Written problem
Find the lines that contain the word "которая" and copy each one.
===== Entries
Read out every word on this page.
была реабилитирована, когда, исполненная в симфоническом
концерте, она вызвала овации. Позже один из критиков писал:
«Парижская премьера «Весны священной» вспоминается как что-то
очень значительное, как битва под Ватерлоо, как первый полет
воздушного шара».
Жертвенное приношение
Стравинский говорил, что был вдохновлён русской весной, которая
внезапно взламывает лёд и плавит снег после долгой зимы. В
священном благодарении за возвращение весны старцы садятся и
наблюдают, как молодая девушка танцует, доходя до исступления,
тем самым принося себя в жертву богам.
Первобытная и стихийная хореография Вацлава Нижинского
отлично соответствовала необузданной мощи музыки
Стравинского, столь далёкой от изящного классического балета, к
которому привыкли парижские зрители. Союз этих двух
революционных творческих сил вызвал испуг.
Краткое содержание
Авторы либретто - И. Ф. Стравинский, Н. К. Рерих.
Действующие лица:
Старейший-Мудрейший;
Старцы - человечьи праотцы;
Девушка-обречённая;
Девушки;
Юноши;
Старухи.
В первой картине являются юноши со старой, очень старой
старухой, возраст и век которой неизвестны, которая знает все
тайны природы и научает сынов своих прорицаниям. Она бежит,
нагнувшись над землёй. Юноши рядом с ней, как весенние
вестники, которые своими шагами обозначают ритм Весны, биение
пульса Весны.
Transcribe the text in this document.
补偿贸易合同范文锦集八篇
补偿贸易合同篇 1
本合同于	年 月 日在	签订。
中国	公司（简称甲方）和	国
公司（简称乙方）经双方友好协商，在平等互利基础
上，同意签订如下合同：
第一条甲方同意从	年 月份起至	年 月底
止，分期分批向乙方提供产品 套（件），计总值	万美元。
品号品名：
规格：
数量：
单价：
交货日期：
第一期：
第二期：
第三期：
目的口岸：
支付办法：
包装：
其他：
==========
===== Entries
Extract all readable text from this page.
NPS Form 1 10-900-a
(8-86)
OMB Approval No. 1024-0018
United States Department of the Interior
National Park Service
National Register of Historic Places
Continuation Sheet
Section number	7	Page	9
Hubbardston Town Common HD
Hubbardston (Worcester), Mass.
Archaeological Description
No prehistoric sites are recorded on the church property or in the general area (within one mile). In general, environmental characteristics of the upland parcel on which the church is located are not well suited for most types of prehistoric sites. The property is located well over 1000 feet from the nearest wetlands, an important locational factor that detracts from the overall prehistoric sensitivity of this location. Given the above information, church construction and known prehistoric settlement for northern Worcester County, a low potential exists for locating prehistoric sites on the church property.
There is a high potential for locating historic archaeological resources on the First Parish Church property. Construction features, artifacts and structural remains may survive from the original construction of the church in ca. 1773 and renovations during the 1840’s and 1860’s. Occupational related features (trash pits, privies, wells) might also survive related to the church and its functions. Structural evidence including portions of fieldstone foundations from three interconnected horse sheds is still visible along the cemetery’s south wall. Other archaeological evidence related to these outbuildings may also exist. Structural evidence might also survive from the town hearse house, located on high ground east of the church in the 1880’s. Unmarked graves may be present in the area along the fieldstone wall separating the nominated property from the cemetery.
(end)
==========
===== Entries
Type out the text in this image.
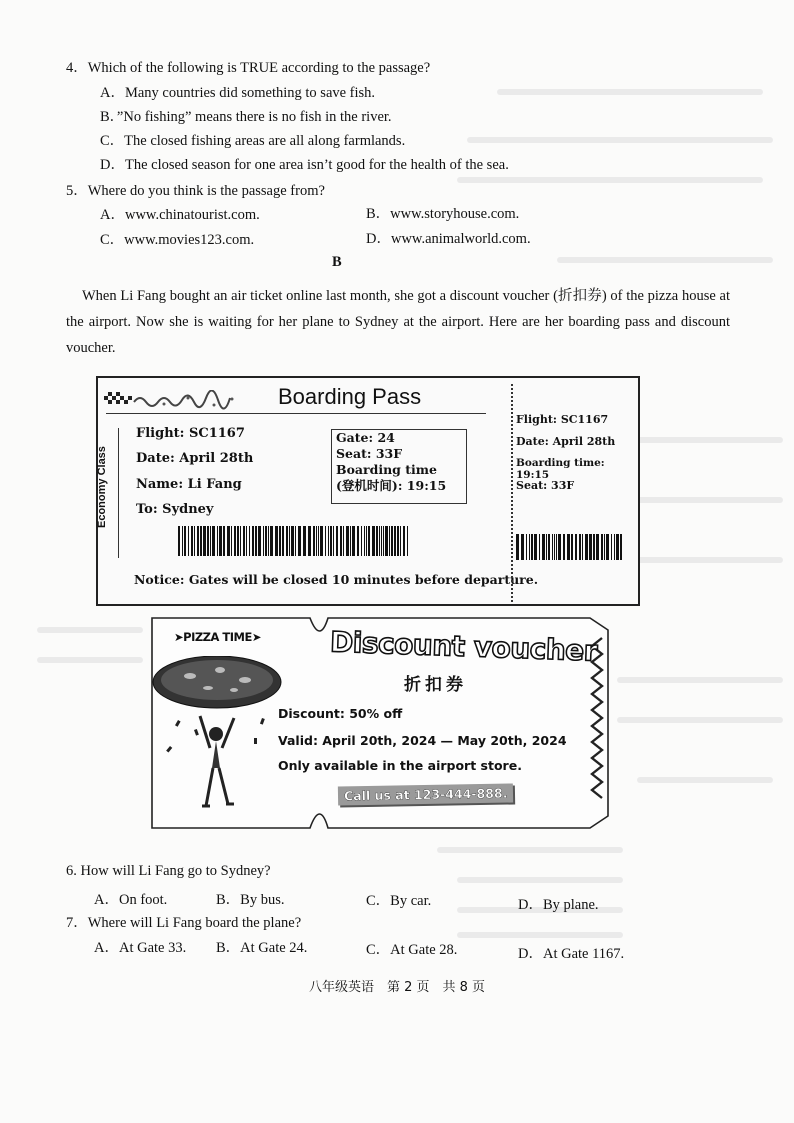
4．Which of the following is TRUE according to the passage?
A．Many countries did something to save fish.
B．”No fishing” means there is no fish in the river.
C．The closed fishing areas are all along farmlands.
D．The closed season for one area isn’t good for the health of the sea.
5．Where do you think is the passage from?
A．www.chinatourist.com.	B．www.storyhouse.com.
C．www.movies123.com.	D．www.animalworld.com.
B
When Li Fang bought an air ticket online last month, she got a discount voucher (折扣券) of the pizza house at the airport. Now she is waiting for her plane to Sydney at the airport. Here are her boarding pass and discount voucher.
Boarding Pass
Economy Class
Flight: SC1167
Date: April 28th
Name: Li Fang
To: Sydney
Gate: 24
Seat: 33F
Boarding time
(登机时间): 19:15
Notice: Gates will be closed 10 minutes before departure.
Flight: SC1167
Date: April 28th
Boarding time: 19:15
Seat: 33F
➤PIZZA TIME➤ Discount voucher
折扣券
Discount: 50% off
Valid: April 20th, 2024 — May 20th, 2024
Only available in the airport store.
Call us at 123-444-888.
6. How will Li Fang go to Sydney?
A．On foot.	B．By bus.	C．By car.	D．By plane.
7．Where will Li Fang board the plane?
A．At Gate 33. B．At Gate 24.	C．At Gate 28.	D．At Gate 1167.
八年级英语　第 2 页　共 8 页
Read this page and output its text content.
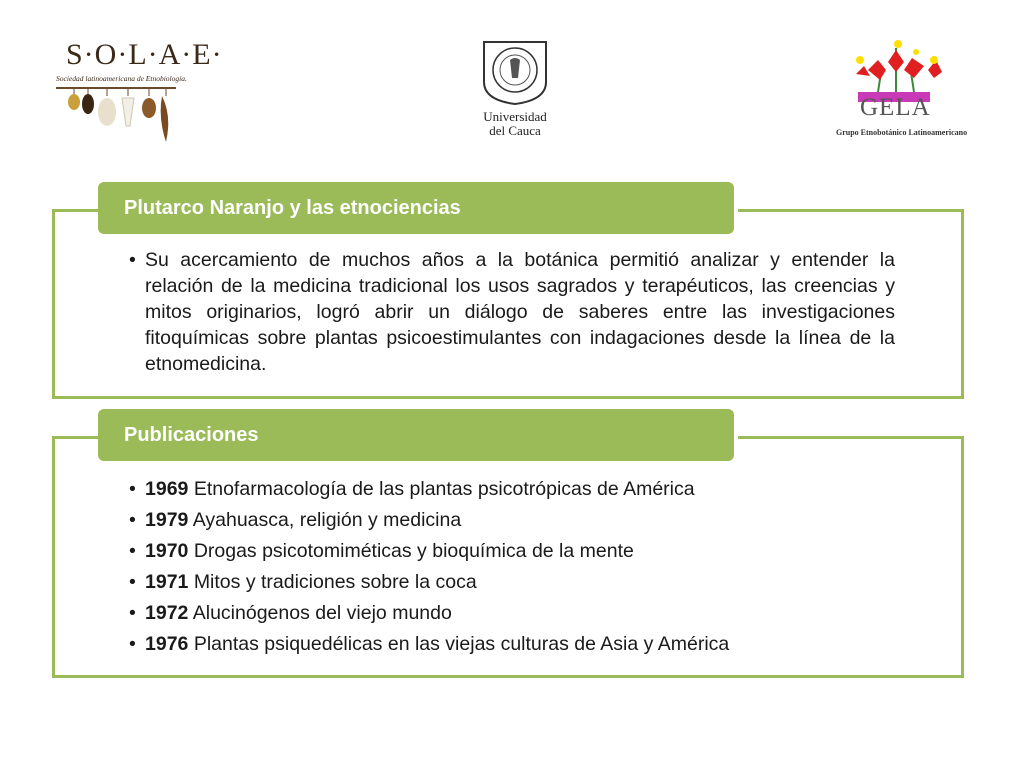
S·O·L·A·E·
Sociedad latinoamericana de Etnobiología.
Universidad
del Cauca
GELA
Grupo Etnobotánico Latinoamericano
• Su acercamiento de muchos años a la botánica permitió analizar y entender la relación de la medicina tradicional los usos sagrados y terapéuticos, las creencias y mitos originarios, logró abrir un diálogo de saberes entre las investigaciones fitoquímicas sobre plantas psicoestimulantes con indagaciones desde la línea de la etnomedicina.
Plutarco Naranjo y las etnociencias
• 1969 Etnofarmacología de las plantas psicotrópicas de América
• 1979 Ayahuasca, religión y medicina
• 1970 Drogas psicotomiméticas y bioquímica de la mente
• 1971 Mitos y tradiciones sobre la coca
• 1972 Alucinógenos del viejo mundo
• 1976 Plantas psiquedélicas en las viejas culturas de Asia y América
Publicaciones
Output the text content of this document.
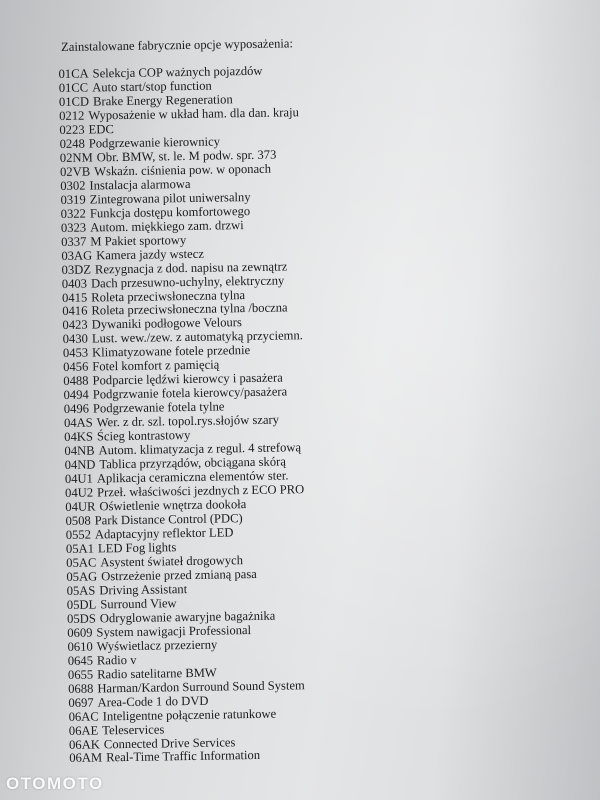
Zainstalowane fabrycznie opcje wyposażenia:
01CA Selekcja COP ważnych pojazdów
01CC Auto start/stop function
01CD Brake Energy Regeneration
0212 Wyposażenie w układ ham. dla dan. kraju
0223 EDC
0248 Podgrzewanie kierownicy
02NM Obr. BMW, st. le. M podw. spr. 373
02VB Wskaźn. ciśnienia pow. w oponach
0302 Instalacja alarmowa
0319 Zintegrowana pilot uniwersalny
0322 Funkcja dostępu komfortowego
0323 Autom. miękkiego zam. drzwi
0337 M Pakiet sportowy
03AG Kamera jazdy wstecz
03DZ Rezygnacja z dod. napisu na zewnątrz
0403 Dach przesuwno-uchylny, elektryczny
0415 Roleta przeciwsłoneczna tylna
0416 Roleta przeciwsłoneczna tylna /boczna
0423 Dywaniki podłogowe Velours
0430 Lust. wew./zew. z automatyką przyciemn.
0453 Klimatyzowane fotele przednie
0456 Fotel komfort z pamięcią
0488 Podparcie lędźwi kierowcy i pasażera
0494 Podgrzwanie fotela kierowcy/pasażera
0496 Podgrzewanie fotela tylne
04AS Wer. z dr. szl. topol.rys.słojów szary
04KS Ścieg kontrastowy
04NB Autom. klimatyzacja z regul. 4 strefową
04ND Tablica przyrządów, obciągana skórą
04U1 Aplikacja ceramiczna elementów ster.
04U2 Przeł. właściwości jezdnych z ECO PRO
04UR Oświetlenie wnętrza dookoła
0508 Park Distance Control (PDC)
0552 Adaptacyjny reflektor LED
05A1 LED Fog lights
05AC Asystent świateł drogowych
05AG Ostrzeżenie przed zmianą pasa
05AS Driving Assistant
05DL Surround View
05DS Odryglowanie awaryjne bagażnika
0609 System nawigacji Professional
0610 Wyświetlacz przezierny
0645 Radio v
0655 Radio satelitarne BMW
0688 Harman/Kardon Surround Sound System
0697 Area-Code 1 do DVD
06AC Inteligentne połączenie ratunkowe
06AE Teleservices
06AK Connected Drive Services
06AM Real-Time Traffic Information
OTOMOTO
==========
Correct result
Стравинский говорил, что был вдохновлён русской весной, которая
старухой, возраст и век которой неизвестны, которая знает все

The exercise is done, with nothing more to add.